Stored data:

▼

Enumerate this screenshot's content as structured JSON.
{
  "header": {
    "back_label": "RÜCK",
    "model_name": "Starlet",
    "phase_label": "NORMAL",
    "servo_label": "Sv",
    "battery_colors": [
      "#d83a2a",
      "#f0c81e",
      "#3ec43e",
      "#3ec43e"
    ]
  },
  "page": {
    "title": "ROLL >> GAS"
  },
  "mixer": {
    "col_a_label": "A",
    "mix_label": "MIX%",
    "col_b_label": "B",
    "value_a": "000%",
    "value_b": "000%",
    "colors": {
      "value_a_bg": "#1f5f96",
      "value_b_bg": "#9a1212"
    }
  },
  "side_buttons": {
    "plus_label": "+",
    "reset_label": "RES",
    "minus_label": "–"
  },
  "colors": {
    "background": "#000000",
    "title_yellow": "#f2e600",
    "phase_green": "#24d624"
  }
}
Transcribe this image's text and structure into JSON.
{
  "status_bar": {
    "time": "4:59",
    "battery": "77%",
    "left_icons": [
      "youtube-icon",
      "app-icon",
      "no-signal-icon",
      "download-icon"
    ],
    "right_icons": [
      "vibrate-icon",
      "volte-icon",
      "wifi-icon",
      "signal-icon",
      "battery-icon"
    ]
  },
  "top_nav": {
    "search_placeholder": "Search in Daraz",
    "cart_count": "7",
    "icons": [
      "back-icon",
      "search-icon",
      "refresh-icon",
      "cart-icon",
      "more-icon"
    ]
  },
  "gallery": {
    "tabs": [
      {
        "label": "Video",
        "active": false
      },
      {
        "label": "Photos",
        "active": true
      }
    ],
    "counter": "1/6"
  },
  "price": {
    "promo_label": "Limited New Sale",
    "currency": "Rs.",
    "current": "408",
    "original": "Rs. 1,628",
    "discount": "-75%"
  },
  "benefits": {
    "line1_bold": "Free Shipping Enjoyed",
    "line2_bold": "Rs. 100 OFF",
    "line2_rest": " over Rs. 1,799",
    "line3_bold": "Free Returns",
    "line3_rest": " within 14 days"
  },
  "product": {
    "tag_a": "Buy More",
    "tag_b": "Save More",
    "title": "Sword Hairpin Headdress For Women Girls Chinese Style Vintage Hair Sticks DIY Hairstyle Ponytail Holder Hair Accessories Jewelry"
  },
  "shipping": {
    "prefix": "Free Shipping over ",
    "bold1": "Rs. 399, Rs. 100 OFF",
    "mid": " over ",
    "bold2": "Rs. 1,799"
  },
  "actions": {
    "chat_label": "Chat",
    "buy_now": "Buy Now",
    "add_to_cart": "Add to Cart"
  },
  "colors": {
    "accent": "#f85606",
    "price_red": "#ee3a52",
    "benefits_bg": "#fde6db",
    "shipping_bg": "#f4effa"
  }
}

▲

## Task prompt
Tally how many lines of the material contain the word "this". The answer must be the number and nothing else.

## Full response
2